### EXCERPT TO READ
+++

The majority of the footage was shot by Marker himself, using a silent 16mm Beaulieu film camera to capture his own compendium of "things that quicken the heart." Although notes on the production are scare if existent at all due to Marker's public reclusiveness, we can assume a number of basic qualities that tie back to Astruc's ideas. Marker's footage seems to have been shot as the events and subjects were discovered and unfolding, and the lightweight Beaulieu provided the discreet ability to write with motion anywhere at any time during Marker's travels. Here we can note the uncanny clarity and purpose with which Marker investigates and focuses on his subjects. Early in the film at the cat cemetery in Tokyo, we have reason to suspect the man behind the camera is not an amateur but truly an auteur cameraman, as Marker moves to reframe the woman praying to the cat shrine.
Some of my other favorite stills from the film – needless to say a pretty difficult task to choose. Note the care in framing and composition:
Serving as the film's editor as well as the fictional narrator and fictional cameraman Sandor Krashna (Krashna's friend Hayao Yamaneko is also Marker, the name translating to "Mountain Cat" or "Wild Cat," cats being of course a favorite animal [of the filmmaker]) Marker creates a work that the term "essay film" only begins to describe. Indeed, this type of filmmaking seems a direct extension of Astruc's idea of the roles of screenwriter and director losing their distinction as new technology permits the evasion of the industrial mode of filmmaking that had so far codified into the classical Hollywood system and its worldwide exponents.
Marker's process is not unlike writing a novel or essay, wherein the author is alone with his stylus, writing an excess of ideas and musings which will ultimately be edited into its final form. Except with Marker, the writer is out engaging with the events of the world. Watching the film I feel as I am discovering cinema's potential for the first time – Sans Soleil gives lie to the notion that a fledgling filmmaker must be follow some arbitrary industrial production procedure in order to produce a work that is personal, affective, complex and sincere. As Abbas Kiarostami notes on his masterclass 10 on Ten, in regards to the small DV camera he used on Ten, small cameras "allow the artist to work alone again." Here the distinction between documentary and fiction loses its relevance in the same way it did for Godard in 2 or 3 Things I Know About Her. As Sam mentioned following the screening, it's simply because Marker and Godard choose to simply make a film and do not worry about the categories and genres which are ascribed after the fact.
Below is an excerpt from Marker's text I transcribed from the Criterion box set for Sans Soleil/La Jetee. I cannot help but take Marker's point that technology today could allow for anyone to create something extremely personal and exploratory, free from the restraints of capital. Although his reference to Vertov is certainly appropriate, Astruc could have been evoked just as easily. The real question is: with the advent of incredibly cheap HD video cameras (this generation's Beaulieu), why aren't there more films produced in kindred spirit with Sans Soleil? Why are there virtually no other camera-writers and most importantly:
"Will there be a last letter?"
Notes On Filmmaking
by Chris Marker
Working on a shoestring, which in my case is more often a matter of circumstance than of choice, never appeared to me as a cornerstone for aesthetics, and Dogme-type stuff just bores me. So it's rather in order to bring some comfort to young filmmakers in need that I mention these few technical details: The material for La Jetee was created with a Pentax 24x36, and the only "cinema" part (the blinking of the eyes) with an Arriflex 35mm film camera, borrowed for one hour. Sans Soleil was entirely shot with a 16mm Beaulieu silent film camera (not one sync take within the whole film), with 100-foot reels – 2'44" autonomy! –and a small cassette recorder (not even a Walkman; they didn't exist yet). The only "sophisticated" device – given the time – was the spectre image synthesizer, also borrowed for a few days. This is to say that the basic tools for these two films were literally available to anyone. No silly boasting here, just the conviction that today, with the advent of computer and small DV cameras (unintentional homage to Dziga Vertov), would-be directors need no longer submit their fate to the unpredictability of producers or the arthritis of televisions, and that by following their whims or passions, they perhaps see on day their tinkering elevated to DVD status by honorable men.

+++

(Records from a dataset)
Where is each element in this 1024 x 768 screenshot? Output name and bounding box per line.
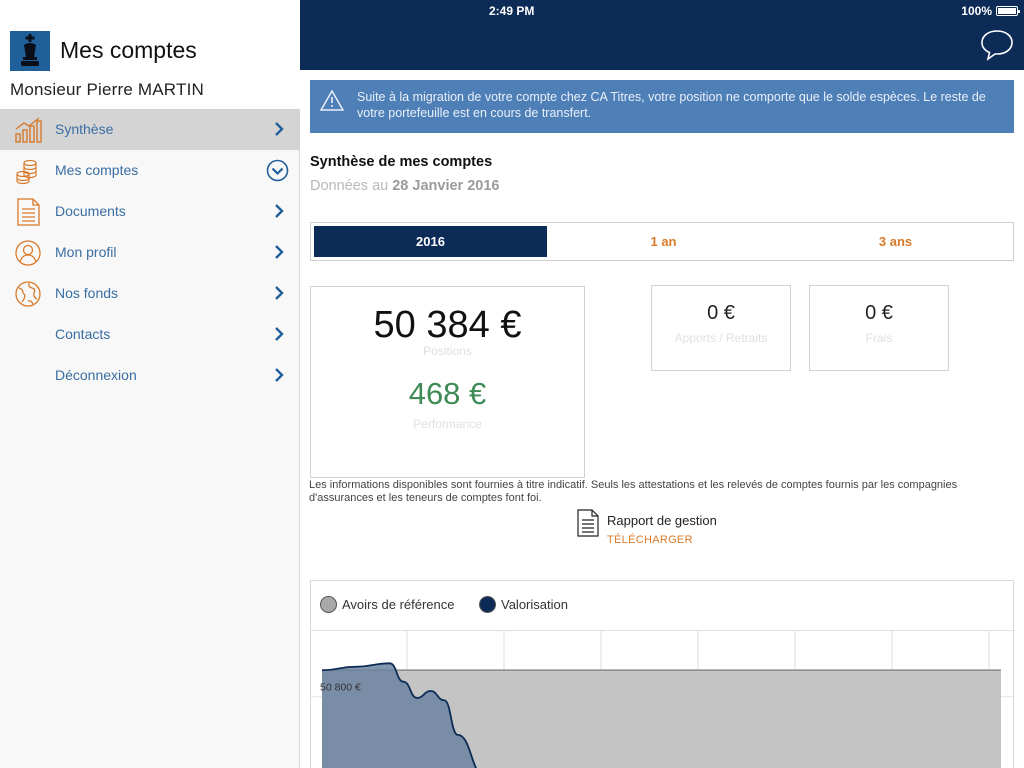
frais-value: 0 € xyxy=(865,302,893,324)
summary-date-prefix: Données au xyxy=(310,178,389,194)
sidebar-item-label: Contacts xyxy=(55,326,111,342)
sidebar-header: Mes comptes Monsieur Pierre MARTIN xyxy=(0,0,300,109)
apports-value: 0 € xyxy=(707,302,735,324)
chevron-right-icon xyxy=(275,204,284,218)
coins-icon xyxy=(16,159,37,185)
report-document-icon xyxy=(577,509,599,537)
status-battery: 100% xyxy=(961,4,1020,18)
performance-label: Performance xyxy=(413,417,482,431)
sidebar-item-label: Mes comptes xyxy=(55,162,139,178)
chess-king-logo-icon xyxy=(10,31,50,71)
positions-value: 50 384 € xyxy=(373,304,522,346)
legend-item-valorisation[interactable]: Valorisation xyxy=(479,596,568,613)
y-tick-label: 50 800 € xyxy=(320,682,361,694)
legend-dot-avoirs xyxy=(320,596,337,613)
chevron-right-icon xyxy=(275,122,284,136)
battery-percent: 100% xyxy=(961,4,992,18)
positions-label: Positions xyxy=(423,344,472,358)
frais-label: Frais xyxy=(865,331,893,345)
frais-card: 0 € Frais xyxy=(809,285,949,371)
chevron-right-icon xyxy=(275,368,284,382)
period-tabs: 2016 1 an 3 ans xyxy=(310,222,1014,261)
chart-plot-area: 50 800 € xyxy=(311,631,1013,768)
tab-2016[interactable]: 2016 xyxy=(314,226,547,257)
user-name: Monsieur Pierre MARTIN xyxy=(10,80,204,99)
legend-item-avoirs[interactable]: Avoirs de référence xyxy=(320,596,455,613)
legend-label-valorisation: Valorisation xyxy=(501,597,568,612)
sidebar-item-mes-comptes[interactable]: Mes comptes xyxy=(0,150,300,191)
chevron-right-icon xyxy=(275,327,284,341)
positions-card: 50 384 € Positions 468 € Performance xyxy=(310,286,585,478)
chevron-right-icon xyxy=(275,245,284,259)
sidebar-item-synthese[interactable]: Synthèse xyxy=(0,109,300,150)
status-time: 2:49 PM xyxy=(489,4,535,18)
sidebar-item-nos-fonds[interactable]: Nos fonds xyxy=(0,273,300,314)
battery-icon xyxy=(996,6,1020,16)
chevron-down-circle-icon xyxy=(266,159,289,182)
valuation-chart: Avoirs de référence Valorisation 50 800 … xyxy=(310,580,1015,768)
app-title: Mes comptes xyxy=(60,37,197,63)
sidebar-item-label: Nos fonds xyxy=(55,285,119,301)
summary-date: Données au 28 Janvier 2016 xyxy=(310,178,499,194)
chart-legend: Avoirs de référence Valorisation xyxy=(311,581,1015,631)
document-icon xyxy=(17,198,40,226)
tab-1-an[interactable]: 1 an xyxy=(547,226,780,257)
chevron-right-icon xyxy=(275,286,284,300)
migration-alert: Suite à la migration de votre compte che… xyxy=(310,80,1014,133)
chart-icon xyxy=(15,117,42,143)
sidebar-item-label: Synthèse xyxy=(55,121,114,137)
main-content: 2:49 PM 100% Suite à la migration de vot… xyxy=(300,0,1024,768)
sidebar-item-label: Déconnexion xyxy=(55,367,137,383)
sidebar-item-mon-profil[interactable]: Mon profil xyxy=(0,232,300,273)
apports-card: 0 € Apports / Retraits xyxy=(651,285,791,371)
tab-3-ans[interactable]: 3 ans xyxy=(779,226,1012,257)
summary-date-value: 28 Janvier 2016 xyxy=(392,178,500,194)
sidebar-item-deconnexion[interactable]: Déconnexion xyxy=(0,355,300,396)
legend-label-avoirs: Avoirs de référence xyxy=(342,597,455,612)
report-title: Rapport de gestion xyxy=(607,513,717,528)
disclaimer: Les informations disponibles sont fourni… xyxy=(309,479,958,504)
sidebar-item-label: Mon profil xyxy=(55,244,117,260)
sidebar: Mes comptes Monsieur Pierre MARTIN Synth… xyxy=(0,0,300,768)
warning-icon xyxy=(320,89,344,111)
profile-icon xyxy=(15,240,41,266)
download-report-link[interactable]: TÉLÉCHARGER xyxy=(607,534,693,546)
summary-title: Synthèse de mes comptes xyxy=(310,154,493,170)
apports-label: Apports / Retraits xyxy=(674,331,768,345)
sidebar-item-documents[interactable]: Documents xyxy=(0,191,300,232)
top-bar: 2:49 PM 100% xyxy=(300,0,1024,70)
legend-dot-valorisation xyxy=(479,596,496,613)
chat-bubble-icon[interactable] xyxy=(980,28,1014,62)
performance-value: 468 € xyxy=(408,376,487,411)
sidebar-item-label: Documents xyxy=(55,203,126,219)
sidebar-item-contacts[interactable]: Contacts xyxy=(0,314,300,355)
alert-text: Suite à la migration de votre compte che… xyxy=(357,90,986,120)
globe-icon xyxy=(15,281,41,307)
sidebar-menu: Synthèse Mes comptes Documents Mon profi… xyxy=(0,109,300,396)
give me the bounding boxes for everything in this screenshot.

+++

### GOALS
- 1) Answer these questions from the essay on Sans Soleil, each on its own line:
(a) What camera did Marker use to shoot most of the footage?
(b) What does the name Hayao Yamaneko translate to?
(c) What was the material for La Jetee created with?
- 2) Repeat the passage of the essay on Sans Soleil from "The majority of" to "the cat shrine." word for word.
The data has nothing to do with the essay on Sans Soleil.

### OUTPUTS BY TASK
- 1)
(a) A silent 16mm Beaulieu film camera.
(b) "Mountain Cat" or "Wild Cat."
(c) A Pentax 24x36.

- 2)
The majority of the footage was shot by Marker himself, using a silent 16mm Beaulieu film camera to capture his own compendium of "things that quicken the heart." Although notes on the production are scare if existent at all due to Marker's public reclusiveness, we can assume a number of basic qualities that tie back to Astruc's ideas. Marker's footage seems to have been shot as the events and subjects were discovered and unfolding, and the lightweight Beaulieu provided the discreet ability to write with motion anywhere at any time during Marker's travels. Here we can note the uncanny clarity and purpose with which Marker investigates and focuses on his subjects. Early in the film at the cat cemetery in Tokyo, we have reason to suspect the man behind the camera is not an amateur but truly an auteur cameraman, as Marker moves to reframe the woman praying to the cat shrine.